> [INFORMATION GIVEN]:
===============

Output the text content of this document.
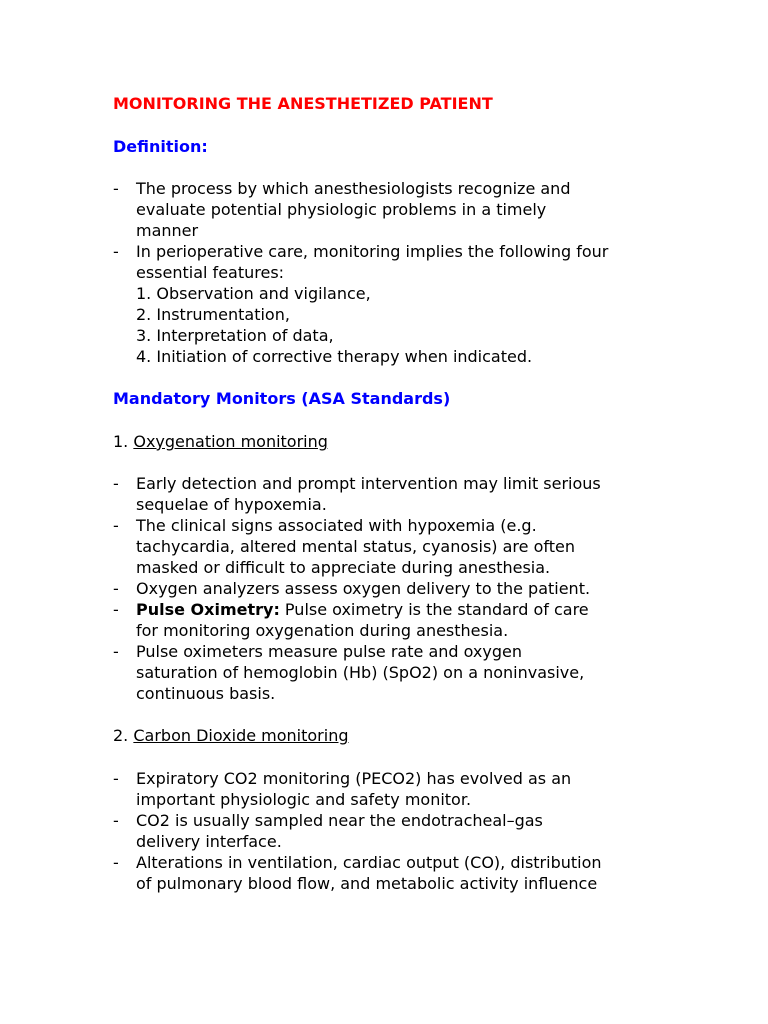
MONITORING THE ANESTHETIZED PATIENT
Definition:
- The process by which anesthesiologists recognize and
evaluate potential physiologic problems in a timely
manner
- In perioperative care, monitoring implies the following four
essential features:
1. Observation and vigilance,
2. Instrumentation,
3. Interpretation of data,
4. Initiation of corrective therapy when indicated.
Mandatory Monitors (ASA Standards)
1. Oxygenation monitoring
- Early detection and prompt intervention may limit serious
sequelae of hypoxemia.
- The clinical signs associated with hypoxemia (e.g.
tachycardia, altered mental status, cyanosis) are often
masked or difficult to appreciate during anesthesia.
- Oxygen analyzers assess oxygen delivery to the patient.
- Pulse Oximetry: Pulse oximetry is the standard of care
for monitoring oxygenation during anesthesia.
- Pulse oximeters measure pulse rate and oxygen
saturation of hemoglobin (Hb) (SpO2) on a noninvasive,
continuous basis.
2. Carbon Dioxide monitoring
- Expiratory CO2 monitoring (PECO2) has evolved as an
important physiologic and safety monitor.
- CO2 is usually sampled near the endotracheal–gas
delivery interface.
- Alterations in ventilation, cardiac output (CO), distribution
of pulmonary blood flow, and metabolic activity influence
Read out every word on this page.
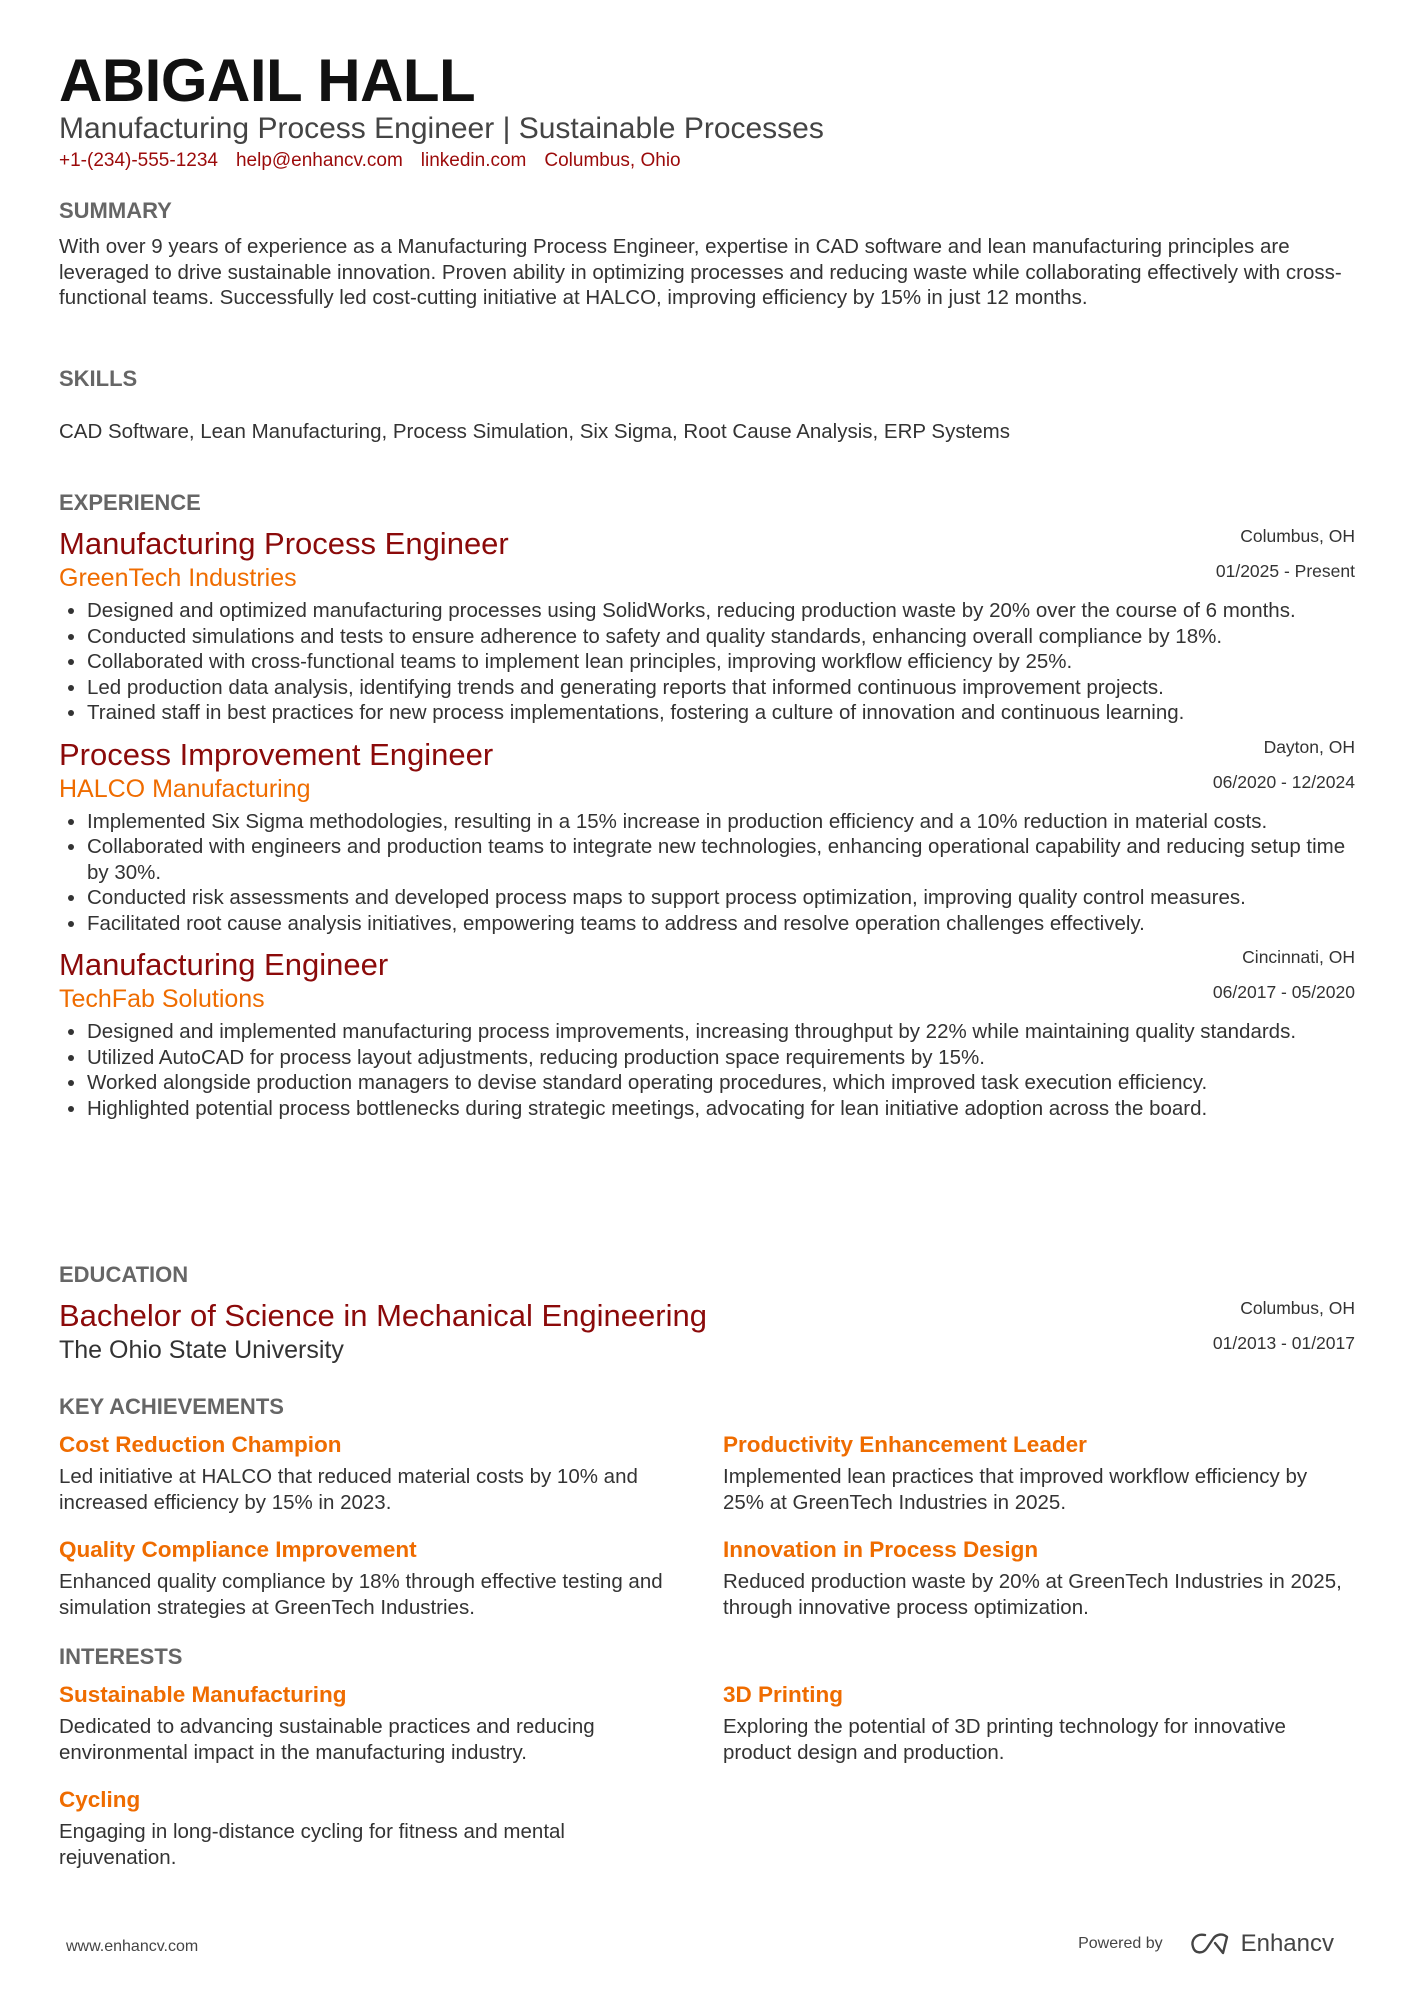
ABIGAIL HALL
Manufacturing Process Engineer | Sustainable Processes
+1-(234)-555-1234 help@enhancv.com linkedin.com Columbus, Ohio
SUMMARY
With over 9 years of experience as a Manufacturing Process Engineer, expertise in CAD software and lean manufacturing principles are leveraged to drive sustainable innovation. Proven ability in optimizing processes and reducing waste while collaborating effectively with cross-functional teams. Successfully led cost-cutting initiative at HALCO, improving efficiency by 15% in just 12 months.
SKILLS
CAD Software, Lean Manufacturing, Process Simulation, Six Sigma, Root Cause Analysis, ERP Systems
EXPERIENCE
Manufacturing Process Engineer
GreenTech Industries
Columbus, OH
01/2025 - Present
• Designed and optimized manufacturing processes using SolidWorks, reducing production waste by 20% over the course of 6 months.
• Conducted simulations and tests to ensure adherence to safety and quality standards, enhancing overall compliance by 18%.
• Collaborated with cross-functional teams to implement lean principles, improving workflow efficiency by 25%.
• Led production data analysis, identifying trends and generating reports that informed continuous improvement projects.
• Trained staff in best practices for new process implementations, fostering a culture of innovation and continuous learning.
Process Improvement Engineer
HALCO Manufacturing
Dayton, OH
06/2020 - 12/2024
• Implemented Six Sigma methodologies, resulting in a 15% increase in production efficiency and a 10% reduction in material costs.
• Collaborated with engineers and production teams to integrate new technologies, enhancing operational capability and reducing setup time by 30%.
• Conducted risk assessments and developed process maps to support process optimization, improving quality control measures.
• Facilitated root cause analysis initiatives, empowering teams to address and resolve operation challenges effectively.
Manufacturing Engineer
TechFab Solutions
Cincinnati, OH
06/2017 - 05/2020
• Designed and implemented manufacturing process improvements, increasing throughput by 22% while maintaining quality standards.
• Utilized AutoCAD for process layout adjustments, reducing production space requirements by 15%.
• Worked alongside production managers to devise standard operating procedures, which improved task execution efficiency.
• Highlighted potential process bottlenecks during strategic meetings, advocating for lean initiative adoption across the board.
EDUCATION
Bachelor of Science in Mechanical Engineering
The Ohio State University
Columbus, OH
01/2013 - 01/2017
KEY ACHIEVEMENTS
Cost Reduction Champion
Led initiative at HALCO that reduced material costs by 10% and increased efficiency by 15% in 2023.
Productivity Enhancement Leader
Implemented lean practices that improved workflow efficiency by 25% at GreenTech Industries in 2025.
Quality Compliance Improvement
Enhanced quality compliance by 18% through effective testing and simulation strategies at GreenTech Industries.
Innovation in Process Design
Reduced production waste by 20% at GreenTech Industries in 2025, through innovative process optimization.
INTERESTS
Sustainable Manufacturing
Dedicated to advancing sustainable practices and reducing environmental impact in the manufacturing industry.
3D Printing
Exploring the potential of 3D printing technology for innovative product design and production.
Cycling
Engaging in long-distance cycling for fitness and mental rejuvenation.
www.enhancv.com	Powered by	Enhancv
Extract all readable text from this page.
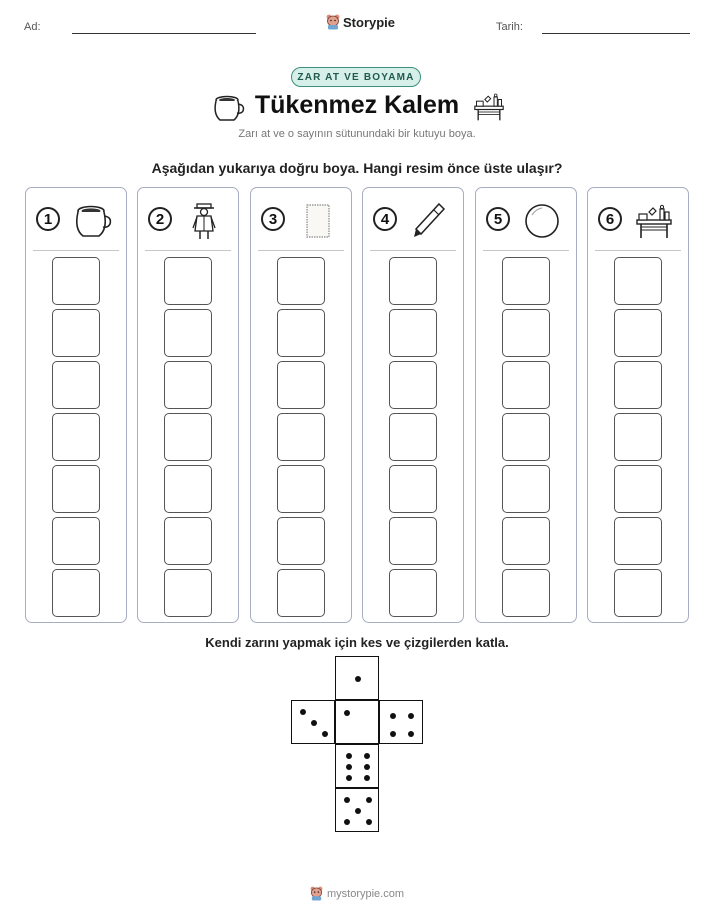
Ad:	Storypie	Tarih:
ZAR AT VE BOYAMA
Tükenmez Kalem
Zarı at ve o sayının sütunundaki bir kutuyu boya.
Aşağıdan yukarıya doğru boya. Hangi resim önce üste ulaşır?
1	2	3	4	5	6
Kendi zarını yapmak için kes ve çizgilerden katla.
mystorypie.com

===============

Each entry above is to be written out again unchanged, apart from the pictures, which are left out.

> [FINISHED TASK]:
Output the text content of this document.
MONITORING THE ANESTHETIZED PATIENT
Definition:
- The process by which anesthesiologists recognize and
evaluate potential physiologic problems in a timely
manner
- In perioperative care, monitoring implies the following four
essential features:
1. Observation and vigilance,
2. Instrumentation,
3. Interpretation of data,
4. Initiation of corrective therapy when indicated.
Mandatory Monitors (ASA Standards)
1. Oxygenation monitoring
- Early detection and prompt intervention may limit serious
sequelae of hypoxemia.
- The clinical signs associated with hypoxemia (e.g.
tachycardia, altered mental status, cyanosis) are often
masked or difficult to appreciate during anesthesia.
- Oxygen analyzers assess oxygen delivery to the patient.
- Pulse Oximetry: Pulse oximetry is the standard of care
for monitoring oxygenation during anesthesia.
- Pulse oximeters measure pulse rate and oxygen
saturation of hemoglobin (Hb) (SpO2) on a noninvasive,
continuous basis.
2. Carbon Dioxide monitoring
- Expiratory CO2 monitoring (PECO2) has evolved as an
important physiologic and safety monitor.
- CO2 is usually sampled near the endotracheal–gas
delivery interface.
- Alterations in ventilation, cardiac output (CO), distribution
of pulmonary blood flow, and metabolic activity influence
Read out every word on this page.
ABIGAIL HALL
Manufacturing Process Engineer | Sustainable Processes
+1-(234)-555-1234 help@enhancv.com linkedin.com Columbus, Ohio
SUMMARY
With over 9 years of experience as a Manufacturing Process Engineer, expertise in CAD software and lean manufacturing principles are leveraged to drive sustainable innovation. Proven ability in optimizing processes and reducing waste while collaborating effectively with cross-functional teams. Successfully led cost-cutting initiative at HALCO, improving efficiency by 15% in just 12 months.
SKILLS
CAD Software, Lean Manufacturing, Process Simulation, Six Sigma, Root Cause Analysis, ERP Systems
EXPERIENCE
Manufacturing Process Engineer
GreenTech Industries
Columbus, OH
01/2025 - Present
• Designed and optimized manufacturing processes using SolidWorks, reducing production waste by 20% over the course of 6 months.
• Conducted simulations and tests to ensure adherence to safety and quality standards, enhancing overall compliance by 18%.
• Collaborated with cross-functional teams to implement lean principles, improving workflow efficiency by 25%.
• Led production data analysis, identifying trends and generating reports that informed continuous improvement projects.
• Trained staff in best practices for new process implementations, fostering a culture of innovation and continuous learning.
Process Improvement Engineer
HALCO Manufacturing
Dayton, OH
06/2020 - 12/2024
• Implemented Six Sigma methodologies, resulting in a 15% increase in production efficiency and a 10% reduction in material costs.
• Collaborated with engineers and production teams to integrate new technologies, enhancing operational capability and reducing setup time by 30%.
• Conducted risk assessments and developed process maps to support process optimization, improving quality control measures.
• Facilitated root cause analysis initiatives, empowering teams to address and resolve operation challenges effectively.
Manufacturing Engineer
TechFab Solutions
Cincinnati, OH
06/2017 - 05/2020
• Designed and implemented manufacturing process improvements, increasing throughput by 22% while maintaining quality standards.
• Utilized AutoCAD for process layout adjustments, reducing production space requirements by 15%.
• Worked alongside production managers to devise standard operating procedures, which improved task execution efficiency.
• Highlighted potential process bottlenecks during strategic meetings, advocating for lean initiative adoption across the board.
EDUCATION
Bachelor of Science in Mechanical Engineering
The Ohio State University
Columbus, OH
01/2013 - 01/2017
KEY ACHIEVEMENTS
Cost Reduction Champion
Led initiative at HALCO that reduced material costs by 10% and increased efficiency by 15% in 2023.
Productivity Enhancement Leader
Implemented lean practices that improved workflow efficiency by 25% at GreenTech Industries in 2025.
Quality Compliance Improvement
Enhanced quality compliance by 18% through effective testing and simulation strategies at GreenTech Industries.
Innovation in Process Design
Reduced production waste by 20% at GreenTech Industries in 2025, through innovative process optimization.
INTERESTS
Sustainable Manufacturing
Dedicated to advancing sustainable practices and reducing environmental impact in the manufacturing industry.
3D Printing
Exploring the potential of 3D printing technology for innovative product design and production.
Cycling
Engaging in long-distance cycling for fitness and mental rejuvenation.
www.enhancv.com	Powered by	Enhancv
Extract all readable text from this page.
Ad:	Storypie	Tarih:
ZAR AT VE BOYAMA
Tükenmez Kalem
Zarı at ve o sayının sütunundaki bir kutuyu boya.
Aşağıdan yukarıya doğru boya. Hangi resim önce üste ulaşır?
1	2	3	4	5	6
Kendi zarını yapmak için kes ve çizgilerden katla.
mystorypie.com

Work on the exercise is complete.